* [REQUIRED ACTIONS]
1. In the post about Medford's bicycle infrastructure plan, what does the plan mostly focus on?
2. Continue the post about Medford's bicycle infrastructure plan from its final sentence, not the listing.

The BFRT went 4/4 and they all apparently were nearly unanimous. Hopefully other affluent suburbs can learn from Concord's surprising willingness to build trails (looking at you weston).


BFRT newsletter: http://brucefreemanrailtrail.org/wp-content/uploads/2016/02/BFRT-News-Spring-2016.pdf
 
The Medford Bike Commission posted their bicycle infrastructure plan recently: https://drive.google.com/file/d/0B_-sjps39txyd01TY1ZvLUVNYkE/view

This is a funding and willpower constrained plan that mostly focuses on sharrows and paint. The plan avoids removing travel lanes and puts most parking removal in the “long-term” category.

That said, there are some parts that look really good. The real opportunity in the plan is making use of Medford’s better than average street connectivity to create a network of bicycle boulevards (aka neighborhood greenways, class III bikeways, neighborways etc). Sharrows alone do nothing and may make conditions worse, but in most cases the sharrows are combined with smart bicycle boulevard treatments. I see mentions of:

  • Modifying intersections with minor streets to allow free movement along the bike boulevard,
  • Intersection treatments at major streets to handle discontinuities in the bike boulevard,
  • Traffic calming to keep auto speeds low,
  • Contraflow lanes on many one-way streets that are part of a bicycle boulevard to allow easy two-way travel,
  • Signage to direct bicyclists along the boulevard

I think that a great bike boulevard is as good as or better than a compromised separated bike lane or a door zone painted bike lane. It would be better if the plan included some volume control to divert car traffic away from these bicycle boulevards, but this is a fine start.

* [MATERIAL PROVIDED]
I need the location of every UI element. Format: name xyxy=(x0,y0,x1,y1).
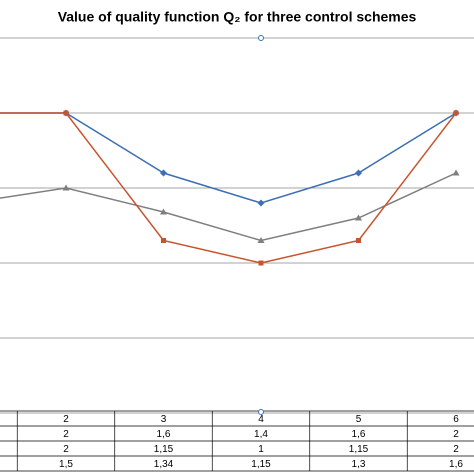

* [ANSWER SET]
1. Sharrows and paint.

2.
If Medford goes on a sharrow-applicating spree AND includes the details that the plan calls for, then this could be pretty good. If they slap sharrows down on Harvard, Boston, Mystic, and some of the other truly nasty streets and call it a day then it’s going to be a huge missed opportunity. I do not see mentions of any sort of implementation plan. It would be really cool if Medford just went out and did this now given how cheap it is to move stop signs and put down some sharrows. But is any of this likely to happen? I don’t know Medford well enough.
 
The Medford Bike Commission posted their bicycle infrastructure plan recently: https://drive.google.com/file/d/0B_-sjps39txyd01TY1ZvLUVNYkE/view

This is a funding and willpower constrained plan that mostly focuses on sharrows and paint. The plan avoids removing travel lanes and puts most parking removal in the “long-term” category.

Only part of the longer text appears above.